■ Work to complete
Below are the entries; count the lines in them that contain the word "June" and give only the number.
***** Dataset content *****
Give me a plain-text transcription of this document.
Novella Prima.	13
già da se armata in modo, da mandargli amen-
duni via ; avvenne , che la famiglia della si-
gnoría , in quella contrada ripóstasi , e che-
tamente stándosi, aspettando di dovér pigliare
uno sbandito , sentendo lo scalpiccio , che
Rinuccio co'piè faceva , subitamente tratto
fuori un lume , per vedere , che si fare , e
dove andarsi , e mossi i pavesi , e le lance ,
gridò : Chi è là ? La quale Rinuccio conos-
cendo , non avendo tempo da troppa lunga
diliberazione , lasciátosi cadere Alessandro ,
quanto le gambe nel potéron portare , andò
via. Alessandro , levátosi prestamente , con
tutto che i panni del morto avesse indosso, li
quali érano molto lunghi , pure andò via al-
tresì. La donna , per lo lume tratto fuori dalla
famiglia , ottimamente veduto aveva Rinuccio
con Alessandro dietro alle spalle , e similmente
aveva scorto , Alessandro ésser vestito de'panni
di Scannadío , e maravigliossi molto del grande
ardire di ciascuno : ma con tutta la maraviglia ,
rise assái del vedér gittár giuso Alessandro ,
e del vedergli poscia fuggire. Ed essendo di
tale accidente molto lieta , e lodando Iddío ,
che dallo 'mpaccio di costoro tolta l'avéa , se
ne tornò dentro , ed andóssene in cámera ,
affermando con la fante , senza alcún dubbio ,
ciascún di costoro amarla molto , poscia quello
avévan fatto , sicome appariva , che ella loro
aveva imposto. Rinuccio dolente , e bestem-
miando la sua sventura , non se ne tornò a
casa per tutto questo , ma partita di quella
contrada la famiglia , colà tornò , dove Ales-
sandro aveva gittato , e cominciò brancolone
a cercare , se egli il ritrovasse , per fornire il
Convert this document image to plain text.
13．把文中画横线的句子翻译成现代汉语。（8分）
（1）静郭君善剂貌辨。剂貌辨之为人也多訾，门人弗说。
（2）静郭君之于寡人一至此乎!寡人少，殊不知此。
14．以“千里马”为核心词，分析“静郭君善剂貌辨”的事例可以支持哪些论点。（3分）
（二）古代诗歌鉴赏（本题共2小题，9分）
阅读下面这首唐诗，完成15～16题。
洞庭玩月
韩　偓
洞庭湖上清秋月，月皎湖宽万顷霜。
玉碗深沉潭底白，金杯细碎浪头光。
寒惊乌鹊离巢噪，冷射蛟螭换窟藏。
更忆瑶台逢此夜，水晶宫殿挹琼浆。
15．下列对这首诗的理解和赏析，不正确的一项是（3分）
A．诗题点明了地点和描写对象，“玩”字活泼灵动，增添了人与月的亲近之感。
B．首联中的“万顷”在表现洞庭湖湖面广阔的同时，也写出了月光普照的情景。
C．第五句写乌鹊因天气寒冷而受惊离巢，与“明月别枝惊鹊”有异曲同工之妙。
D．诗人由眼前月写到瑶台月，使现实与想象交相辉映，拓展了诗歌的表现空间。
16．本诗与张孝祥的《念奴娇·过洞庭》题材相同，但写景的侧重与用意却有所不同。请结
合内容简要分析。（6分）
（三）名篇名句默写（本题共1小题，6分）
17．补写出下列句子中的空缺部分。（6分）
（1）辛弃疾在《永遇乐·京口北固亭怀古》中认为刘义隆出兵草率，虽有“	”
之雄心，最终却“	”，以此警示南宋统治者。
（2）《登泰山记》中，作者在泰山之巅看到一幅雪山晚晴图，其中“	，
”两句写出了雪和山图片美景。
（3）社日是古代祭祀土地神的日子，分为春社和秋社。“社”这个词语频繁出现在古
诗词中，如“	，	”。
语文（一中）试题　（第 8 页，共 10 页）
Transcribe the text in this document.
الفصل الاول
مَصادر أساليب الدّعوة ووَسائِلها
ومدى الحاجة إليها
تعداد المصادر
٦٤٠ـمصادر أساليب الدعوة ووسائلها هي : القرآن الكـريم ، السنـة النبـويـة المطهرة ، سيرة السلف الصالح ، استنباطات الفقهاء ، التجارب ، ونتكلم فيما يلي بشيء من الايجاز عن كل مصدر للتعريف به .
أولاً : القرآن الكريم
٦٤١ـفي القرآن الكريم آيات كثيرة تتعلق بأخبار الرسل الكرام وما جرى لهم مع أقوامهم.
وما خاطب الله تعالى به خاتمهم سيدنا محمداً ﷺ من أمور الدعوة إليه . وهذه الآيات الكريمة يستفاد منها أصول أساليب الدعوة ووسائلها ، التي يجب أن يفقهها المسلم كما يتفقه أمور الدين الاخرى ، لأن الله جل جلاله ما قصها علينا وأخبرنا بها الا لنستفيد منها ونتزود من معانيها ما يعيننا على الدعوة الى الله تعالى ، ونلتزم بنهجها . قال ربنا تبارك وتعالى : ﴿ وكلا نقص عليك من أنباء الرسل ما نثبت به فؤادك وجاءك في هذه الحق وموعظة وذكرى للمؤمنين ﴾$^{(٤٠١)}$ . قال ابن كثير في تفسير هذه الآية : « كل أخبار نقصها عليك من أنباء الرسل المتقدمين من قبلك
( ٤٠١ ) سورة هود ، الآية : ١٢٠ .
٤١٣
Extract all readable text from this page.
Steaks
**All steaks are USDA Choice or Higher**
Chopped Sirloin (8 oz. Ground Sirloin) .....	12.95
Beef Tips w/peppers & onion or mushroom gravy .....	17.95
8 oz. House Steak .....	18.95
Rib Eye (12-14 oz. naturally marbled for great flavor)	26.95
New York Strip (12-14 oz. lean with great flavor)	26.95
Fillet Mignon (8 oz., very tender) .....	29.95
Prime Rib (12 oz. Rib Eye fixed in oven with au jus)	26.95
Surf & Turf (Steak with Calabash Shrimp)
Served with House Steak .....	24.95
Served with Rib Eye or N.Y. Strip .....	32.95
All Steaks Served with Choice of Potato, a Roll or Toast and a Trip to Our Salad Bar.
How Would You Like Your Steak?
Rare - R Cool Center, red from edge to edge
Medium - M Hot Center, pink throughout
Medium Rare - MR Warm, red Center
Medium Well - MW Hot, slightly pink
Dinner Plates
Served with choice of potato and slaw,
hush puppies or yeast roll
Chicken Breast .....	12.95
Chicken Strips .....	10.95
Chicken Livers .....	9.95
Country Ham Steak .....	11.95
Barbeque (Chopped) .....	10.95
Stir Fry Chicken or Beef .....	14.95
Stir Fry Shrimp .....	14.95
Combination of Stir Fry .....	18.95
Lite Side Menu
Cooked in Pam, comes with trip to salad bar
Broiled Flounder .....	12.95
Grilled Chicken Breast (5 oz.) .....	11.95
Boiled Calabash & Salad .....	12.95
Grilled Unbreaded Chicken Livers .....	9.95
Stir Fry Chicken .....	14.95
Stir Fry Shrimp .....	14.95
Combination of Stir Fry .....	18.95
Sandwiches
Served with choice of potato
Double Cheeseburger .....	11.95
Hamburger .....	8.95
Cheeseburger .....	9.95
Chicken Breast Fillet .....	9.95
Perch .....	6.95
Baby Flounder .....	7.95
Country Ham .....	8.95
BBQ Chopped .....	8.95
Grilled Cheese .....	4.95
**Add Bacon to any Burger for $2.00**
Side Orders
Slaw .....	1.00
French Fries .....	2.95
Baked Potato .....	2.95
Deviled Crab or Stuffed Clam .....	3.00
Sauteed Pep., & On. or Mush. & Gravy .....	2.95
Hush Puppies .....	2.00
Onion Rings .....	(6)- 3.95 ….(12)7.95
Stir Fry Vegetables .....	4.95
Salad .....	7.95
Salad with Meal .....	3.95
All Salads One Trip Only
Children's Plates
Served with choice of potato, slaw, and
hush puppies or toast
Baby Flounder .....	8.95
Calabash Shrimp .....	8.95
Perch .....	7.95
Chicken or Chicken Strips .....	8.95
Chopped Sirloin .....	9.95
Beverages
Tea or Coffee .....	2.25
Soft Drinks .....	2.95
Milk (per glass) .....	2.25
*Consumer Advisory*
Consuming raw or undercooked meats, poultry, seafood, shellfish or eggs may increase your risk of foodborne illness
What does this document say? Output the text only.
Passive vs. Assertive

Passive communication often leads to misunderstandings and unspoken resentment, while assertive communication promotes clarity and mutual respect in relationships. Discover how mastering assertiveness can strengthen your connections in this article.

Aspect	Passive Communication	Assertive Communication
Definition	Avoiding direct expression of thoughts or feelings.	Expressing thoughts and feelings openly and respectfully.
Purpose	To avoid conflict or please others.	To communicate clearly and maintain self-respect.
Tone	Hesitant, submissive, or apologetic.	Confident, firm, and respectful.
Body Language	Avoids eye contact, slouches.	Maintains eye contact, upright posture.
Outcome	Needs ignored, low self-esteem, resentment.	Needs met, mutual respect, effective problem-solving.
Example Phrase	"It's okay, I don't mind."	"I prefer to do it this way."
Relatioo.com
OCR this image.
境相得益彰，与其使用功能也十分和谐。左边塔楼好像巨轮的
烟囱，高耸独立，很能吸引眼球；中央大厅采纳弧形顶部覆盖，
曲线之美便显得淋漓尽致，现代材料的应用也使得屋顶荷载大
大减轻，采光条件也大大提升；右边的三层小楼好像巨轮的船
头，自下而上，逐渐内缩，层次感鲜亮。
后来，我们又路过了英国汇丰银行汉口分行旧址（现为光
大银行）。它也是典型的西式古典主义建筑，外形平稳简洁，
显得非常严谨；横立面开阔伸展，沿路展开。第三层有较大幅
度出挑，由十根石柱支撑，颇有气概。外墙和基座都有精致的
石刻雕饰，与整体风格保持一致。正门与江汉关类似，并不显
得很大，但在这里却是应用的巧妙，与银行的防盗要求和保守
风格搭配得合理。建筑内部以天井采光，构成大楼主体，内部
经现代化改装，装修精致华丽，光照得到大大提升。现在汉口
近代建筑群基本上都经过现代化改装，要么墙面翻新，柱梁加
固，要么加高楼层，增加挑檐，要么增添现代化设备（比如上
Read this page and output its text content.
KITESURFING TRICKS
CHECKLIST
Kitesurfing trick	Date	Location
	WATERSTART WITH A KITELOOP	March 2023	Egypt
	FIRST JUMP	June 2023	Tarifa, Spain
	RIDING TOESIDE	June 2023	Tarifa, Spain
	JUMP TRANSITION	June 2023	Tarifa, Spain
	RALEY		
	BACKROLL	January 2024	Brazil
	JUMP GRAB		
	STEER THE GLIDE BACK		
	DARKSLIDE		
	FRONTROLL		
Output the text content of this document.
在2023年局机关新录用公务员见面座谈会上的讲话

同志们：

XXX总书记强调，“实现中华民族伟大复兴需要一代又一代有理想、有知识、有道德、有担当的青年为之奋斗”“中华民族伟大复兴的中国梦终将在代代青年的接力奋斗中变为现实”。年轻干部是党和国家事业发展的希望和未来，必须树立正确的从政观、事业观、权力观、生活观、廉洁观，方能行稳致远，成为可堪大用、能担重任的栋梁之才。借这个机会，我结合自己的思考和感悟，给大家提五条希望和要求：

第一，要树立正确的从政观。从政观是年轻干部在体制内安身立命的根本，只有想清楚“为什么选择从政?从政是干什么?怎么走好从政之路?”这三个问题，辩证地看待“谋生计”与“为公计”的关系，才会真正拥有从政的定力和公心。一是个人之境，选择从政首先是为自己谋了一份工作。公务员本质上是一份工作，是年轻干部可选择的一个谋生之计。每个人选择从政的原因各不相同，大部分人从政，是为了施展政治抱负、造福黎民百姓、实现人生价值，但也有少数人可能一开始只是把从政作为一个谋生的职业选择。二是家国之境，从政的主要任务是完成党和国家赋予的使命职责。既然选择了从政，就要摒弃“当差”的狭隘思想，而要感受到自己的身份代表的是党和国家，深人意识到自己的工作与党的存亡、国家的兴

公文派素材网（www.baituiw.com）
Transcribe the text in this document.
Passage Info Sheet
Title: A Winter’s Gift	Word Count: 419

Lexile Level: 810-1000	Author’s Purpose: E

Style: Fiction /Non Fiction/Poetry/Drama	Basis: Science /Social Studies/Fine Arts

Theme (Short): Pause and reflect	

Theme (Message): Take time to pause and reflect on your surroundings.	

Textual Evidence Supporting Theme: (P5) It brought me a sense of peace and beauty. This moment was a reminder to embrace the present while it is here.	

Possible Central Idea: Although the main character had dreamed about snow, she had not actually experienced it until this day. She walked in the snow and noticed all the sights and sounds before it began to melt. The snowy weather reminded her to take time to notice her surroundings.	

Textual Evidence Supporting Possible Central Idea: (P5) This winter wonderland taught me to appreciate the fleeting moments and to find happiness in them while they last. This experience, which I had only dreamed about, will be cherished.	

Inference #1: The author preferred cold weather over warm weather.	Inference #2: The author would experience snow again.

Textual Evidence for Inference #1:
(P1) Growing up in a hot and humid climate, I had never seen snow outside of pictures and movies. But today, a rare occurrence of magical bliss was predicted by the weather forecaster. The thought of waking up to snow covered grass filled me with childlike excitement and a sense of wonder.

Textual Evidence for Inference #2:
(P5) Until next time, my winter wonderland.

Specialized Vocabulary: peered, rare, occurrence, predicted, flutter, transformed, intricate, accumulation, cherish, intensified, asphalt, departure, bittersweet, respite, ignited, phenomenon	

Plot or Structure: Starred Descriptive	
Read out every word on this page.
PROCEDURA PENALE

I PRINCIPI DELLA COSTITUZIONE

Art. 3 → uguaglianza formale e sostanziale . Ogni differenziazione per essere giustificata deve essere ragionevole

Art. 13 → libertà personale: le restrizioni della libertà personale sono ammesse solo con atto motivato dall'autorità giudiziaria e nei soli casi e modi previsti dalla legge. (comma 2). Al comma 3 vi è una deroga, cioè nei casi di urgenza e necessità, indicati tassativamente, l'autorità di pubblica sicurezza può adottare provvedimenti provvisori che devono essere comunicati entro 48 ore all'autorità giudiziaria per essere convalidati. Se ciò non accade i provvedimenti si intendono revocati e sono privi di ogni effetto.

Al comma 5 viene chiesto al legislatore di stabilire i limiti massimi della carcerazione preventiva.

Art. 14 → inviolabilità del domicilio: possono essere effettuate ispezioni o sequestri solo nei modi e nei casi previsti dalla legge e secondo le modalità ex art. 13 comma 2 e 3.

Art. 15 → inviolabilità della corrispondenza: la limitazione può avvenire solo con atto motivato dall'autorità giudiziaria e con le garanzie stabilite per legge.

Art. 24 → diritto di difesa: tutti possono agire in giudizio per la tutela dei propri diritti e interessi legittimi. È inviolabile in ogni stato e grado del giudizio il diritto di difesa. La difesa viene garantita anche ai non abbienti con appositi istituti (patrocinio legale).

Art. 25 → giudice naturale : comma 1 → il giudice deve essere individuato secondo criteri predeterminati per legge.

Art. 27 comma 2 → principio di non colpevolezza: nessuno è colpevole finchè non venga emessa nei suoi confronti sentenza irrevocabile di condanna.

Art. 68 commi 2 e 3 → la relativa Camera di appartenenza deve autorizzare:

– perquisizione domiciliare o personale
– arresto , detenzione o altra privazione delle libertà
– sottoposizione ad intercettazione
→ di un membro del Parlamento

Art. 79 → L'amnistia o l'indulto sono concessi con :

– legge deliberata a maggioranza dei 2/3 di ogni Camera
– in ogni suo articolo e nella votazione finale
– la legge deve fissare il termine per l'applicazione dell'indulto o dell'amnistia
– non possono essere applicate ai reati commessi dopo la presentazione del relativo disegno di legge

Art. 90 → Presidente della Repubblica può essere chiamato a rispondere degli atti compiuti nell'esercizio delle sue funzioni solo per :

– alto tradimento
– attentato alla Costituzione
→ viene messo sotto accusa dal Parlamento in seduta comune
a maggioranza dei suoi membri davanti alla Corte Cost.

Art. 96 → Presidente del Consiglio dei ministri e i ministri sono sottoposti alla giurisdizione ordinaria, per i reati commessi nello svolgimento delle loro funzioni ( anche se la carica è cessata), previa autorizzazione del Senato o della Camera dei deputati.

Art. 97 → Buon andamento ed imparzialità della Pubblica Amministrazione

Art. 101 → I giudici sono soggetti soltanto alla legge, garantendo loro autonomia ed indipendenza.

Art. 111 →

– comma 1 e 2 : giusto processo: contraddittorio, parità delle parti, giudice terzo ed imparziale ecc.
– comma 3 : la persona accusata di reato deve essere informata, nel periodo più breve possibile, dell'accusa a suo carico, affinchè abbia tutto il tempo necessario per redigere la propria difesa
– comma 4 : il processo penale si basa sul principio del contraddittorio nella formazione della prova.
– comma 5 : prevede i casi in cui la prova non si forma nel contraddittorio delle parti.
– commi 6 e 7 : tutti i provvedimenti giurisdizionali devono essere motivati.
*****
■ Solution for this task
3